Rewrite the stretch from the start of the data through the line containing "day-body: Sunrise: 6:43", replacing "sunset-text" with "sunset-label" and leaving everything else unchanged.

**Records shown**
%%

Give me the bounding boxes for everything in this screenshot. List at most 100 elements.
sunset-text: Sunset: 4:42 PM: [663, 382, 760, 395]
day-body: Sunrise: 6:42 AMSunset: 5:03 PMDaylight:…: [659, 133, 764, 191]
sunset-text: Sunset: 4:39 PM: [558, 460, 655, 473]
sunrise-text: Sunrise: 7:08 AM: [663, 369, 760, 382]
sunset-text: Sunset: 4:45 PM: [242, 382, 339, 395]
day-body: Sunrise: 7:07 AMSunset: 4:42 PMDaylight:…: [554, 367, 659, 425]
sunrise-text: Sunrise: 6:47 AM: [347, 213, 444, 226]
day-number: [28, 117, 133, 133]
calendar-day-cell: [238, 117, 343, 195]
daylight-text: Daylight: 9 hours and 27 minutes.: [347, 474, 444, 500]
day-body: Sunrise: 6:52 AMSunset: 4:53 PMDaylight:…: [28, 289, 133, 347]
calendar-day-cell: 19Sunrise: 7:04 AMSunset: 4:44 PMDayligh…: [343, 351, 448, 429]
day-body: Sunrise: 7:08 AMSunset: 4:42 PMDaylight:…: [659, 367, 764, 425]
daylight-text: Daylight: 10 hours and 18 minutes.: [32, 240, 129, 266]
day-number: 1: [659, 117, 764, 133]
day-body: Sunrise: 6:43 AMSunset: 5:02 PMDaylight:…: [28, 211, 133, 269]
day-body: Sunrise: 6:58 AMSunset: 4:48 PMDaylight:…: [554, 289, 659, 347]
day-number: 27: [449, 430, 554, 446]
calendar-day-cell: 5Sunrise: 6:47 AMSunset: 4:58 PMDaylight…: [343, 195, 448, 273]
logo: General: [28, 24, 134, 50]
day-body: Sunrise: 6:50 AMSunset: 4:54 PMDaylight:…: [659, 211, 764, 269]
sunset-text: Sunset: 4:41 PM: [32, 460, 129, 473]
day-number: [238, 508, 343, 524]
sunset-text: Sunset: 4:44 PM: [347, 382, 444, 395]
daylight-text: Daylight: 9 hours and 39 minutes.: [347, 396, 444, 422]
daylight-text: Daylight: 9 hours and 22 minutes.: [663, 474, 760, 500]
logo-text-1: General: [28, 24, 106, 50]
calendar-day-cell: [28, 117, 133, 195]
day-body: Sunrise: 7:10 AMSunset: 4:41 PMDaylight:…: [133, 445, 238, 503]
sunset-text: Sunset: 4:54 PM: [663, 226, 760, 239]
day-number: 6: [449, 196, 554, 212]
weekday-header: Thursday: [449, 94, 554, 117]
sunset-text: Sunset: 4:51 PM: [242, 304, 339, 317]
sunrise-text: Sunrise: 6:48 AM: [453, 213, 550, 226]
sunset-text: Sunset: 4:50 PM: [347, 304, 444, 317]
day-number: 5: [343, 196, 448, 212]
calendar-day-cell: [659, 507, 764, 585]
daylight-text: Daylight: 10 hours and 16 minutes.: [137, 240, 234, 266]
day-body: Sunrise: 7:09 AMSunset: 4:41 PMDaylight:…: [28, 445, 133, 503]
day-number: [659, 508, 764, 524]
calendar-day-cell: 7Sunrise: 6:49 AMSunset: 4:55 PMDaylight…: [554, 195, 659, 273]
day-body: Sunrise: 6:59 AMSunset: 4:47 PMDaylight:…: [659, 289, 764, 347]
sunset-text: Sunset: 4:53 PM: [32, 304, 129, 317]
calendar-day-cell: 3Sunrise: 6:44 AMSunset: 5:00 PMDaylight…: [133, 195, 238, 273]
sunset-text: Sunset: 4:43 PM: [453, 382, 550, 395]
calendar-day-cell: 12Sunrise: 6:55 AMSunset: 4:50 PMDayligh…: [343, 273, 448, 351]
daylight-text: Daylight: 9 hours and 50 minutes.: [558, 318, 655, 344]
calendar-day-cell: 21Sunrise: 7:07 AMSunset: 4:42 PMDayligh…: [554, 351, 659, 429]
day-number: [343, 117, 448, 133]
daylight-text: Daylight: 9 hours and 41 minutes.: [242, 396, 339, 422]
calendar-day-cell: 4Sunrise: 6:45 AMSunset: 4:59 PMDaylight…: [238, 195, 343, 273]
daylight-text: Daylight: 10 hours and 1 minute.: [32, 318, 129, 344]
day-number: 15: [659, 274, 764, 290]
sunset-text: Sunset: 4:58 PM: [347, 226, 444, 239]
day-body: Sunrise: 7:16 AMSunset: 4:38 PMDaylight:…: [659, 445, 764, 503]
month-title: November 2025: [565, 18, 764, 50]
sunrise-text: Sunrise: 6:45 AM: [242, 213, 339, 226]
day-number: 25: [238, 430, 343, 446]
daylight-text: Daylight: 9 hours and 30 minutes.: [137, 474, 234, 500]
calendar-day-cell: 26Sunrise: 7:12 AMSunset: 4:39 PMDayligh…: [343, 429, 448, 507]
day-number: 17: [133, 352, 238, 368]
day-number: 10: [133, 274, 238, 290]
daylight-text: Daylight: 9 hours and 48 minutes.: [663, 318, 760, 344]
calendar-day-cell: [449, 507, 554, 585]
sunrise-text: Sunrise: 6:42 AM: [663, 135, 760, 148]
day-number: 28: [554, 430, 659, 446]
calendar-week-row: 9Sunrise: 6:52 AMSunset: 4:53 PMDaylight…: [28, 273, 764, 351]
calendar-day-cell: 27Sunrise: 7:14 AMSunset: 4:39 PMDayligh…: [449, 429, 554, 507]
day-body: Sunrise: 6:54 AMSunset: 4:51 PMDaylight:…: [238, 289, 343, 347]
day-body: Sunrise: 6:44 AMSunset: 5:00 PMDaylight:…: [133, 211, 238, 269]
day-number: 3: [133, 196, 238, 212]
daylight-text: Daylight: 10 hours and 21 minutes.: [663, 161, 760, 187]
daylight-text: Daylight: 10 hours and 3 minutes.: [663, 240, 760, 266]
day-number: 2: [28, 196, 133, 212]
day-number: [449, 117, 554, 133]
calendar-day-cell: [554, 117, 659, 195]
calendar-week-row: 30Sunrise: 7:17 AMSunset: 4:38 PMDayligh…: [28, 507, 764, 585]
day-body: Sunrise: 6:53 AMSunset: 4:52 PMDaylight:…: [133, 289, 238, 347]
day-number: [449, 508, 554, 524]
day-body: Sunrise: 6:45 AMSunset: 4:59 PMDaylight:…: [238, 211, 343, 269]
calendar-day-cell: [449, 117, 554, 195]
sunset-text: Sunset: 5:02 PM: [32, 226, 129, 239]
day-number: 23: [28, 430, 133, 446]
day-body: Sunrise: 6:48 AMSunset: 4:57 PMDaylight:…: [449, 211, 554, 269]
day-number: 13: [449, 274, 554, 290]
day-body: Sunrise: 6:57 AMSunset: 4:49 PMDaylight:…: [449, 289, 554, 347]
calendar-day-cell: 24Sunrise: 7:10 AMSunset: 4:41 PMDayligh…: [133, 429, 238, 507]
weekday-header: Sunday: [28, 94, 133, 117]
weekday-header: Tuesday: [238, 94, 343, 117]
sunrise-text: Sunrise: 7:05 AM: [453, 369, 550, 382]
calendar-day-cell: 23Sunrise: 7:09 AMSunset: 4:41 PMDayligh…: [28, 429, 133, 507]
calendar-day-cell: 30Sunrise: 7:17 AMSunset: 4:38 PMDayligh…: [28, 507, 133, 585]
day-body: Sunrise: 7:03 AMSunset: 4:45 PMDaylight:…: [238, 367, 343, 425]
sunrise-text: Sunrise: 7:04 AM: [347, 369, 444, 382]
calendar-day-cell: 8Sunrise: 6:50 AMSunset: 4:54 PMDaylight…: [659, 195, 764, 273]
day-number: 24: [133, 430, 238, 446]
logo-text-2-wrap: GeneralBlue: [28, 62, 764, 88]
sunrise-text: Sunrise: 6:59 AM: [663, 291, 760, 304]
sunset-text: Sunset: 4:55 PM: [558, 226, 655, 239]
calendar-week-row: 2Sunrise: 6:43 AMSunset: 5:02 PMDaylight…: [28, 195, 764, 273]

%%

**In response**
Give me the bounding boxes for everything in this screenshot. List at most 100 elements.
sunset-label: Sunset: 4:42 PM: [663, 382, 760, 395]
day-body: Sunrise: 6:42 AMSunset: 5:03 PMDaylight:…: [659, 133, 764, 191]
sunset-label: Sunset: 4:39 PM: [558, 460, 655, 473]
sunrise-text: Sunrise: 7:08 AM: [663, 369, 760, 382]
sunset-label: Sunset: 4:45 PM: [242, 382, 339, 395]
day-body: Sunrise: 7:07 AMSunset: 4:42 PMDaylight:…: [554, 367, 659, 425]
sunrise-text: Sunrise: 6:47 AM: [347, 213, 444, 226]
day-number: [28, 117, 133, 133]
calendar-day-cell: [238, 117, 343, 195]
daylight-text: Daylight: 9 hours and 27 minutes.: [347, 474, 444, 500]
day-body: Sunrise: 6:52 AMSunset: 4:53 PMDaylight:…: [28, 289, 133, 347]
calendar-day-cell: 19Sunrise: 7:04 AMSunset: 4:44 PMDayligh…: [343, 351, 448, 429]
day-body: Sunrise: 7:08 AMSunset: 4:42 PMDaylight:…: [659, 367, 764, 425]
daylight-text: Daylight: 10 hours and 18 minutes.: [32, 240, 129, 266]
day-number: 1: [659, 117, 764, 133]
day-body: Sunrise: 6:43 AMSunset: 5:02 PMDaylight:…: [28, 211, 133, 269]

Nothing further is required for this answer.